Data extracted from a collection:
'''
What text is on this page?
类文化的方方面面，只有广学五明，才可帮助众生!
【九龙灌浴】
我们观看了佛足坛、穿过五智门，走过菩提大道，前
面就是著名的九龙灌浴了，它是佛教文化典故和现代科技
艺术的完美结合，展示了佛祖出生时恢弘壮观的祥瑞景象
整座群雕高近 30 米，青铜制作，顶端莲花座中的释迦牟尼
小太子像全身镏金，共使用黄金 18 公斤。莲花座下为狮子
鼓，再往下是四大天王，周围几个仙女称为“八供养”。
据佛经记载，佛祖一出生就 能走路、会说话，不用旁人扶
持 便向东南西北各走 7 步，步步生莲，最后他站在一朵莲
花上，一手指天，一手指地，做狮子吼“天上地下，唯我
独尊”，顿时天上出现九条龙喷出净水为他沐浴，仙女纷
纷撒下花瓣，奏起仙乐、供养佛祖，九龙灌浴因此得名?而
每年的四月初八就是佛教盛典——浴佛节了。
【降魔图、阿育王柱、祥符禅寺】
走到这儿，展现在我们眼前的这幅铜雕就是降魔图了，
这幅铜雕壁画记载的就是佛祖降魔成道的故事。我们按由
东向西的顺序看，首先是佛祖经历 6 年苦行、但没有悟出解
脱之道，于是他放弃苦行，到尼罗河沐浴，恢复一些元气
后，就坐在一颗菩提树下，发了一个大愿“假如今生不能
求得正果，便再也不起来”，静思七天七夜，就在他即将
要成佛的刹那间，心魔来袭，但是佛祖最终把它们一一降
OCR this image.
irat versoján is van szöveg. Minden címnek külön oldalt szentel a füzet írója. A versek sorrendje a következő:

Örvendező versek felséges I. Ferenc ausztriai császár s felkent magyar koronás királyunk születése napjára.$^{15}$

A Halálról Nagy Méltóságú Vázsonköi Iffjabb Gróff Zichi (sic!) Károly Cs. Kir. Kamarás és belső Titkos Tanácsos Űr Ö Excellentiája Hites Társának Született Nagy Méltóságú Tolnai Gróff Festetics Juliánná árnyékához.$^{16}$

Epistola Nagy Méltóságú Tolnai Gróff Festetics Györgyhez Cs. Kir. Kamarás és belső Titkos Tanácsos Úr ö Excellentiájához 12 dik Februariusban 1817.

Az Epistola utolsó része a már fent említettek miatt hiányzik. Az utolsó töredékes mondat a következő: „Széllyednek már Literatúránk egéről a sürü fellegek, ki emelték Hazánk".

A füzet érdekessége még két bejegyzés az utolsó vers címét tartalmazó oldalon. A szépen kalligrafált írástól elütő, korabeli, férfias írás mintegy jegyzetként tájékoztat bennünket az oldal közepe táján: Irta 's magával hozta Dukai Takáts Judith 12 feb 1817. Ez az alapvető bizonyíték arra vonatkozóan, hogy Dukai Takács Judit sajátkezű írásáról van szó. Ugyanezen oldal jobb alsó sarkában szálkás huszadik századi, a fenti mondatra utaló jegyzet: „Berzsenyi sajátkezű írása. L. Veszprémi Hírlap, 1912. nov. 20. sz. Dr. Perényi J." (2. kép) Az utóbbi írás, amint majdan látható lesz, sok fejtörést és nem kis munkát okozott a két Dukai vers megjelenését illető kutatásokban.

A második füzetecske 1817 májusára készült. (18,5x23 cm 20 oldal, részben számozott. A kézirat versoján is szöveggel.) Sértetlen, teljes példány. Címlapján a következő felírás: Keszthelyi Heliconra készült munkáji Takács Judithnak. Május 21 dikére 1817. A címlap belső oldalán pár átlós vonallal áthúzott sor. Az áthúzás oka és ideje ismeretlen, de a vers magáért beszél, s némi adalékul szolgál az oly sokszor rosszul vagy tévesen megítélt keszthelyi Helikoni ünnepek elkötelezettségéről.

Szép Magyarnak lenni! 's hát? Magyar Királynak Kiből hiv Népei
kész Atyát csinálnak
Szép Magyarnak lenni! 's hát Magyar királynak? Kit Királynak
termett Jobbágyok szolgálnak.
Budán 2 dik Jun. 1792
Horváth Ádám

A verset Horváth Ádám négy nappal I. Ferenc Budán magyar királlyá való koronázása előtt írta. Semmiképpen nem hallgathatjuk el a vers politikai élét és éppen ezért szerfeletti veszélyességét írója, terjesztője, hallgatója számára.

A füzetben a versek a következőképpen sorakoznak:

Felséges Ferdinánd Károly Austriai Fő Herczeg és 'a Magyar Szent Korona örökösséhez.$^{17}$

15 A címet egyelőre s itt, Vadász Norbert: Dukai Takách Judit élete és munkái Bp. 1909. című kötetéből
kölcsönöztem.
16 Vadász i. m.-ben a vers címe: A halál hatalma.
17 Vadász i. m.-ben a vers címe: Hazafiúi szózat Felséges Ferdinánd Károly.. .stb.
'''
- Do this -
Gather each line of the records holding the string "Tanácsos".

- In response -
A Halálról Nagy Méltóságú Vázsonköi Iffjabb Gróff Zichi (sic!) Károly Cs. Kir. Kamarás és belső Titkos Tanácsos Űr Ö Excellentiája Hites Társának Született Nagy Méltóságú Tolnai Gróff Festetics Juliánná árnyékához.$^{16}$
Epistola Nagy Méltóságú Tolnai Gróff Festetics Györgyhez Cs. Kir. Kamarás és belső Titkos Tanácsos Úr ö Excellentiájához 12 dik Februariusban 1817.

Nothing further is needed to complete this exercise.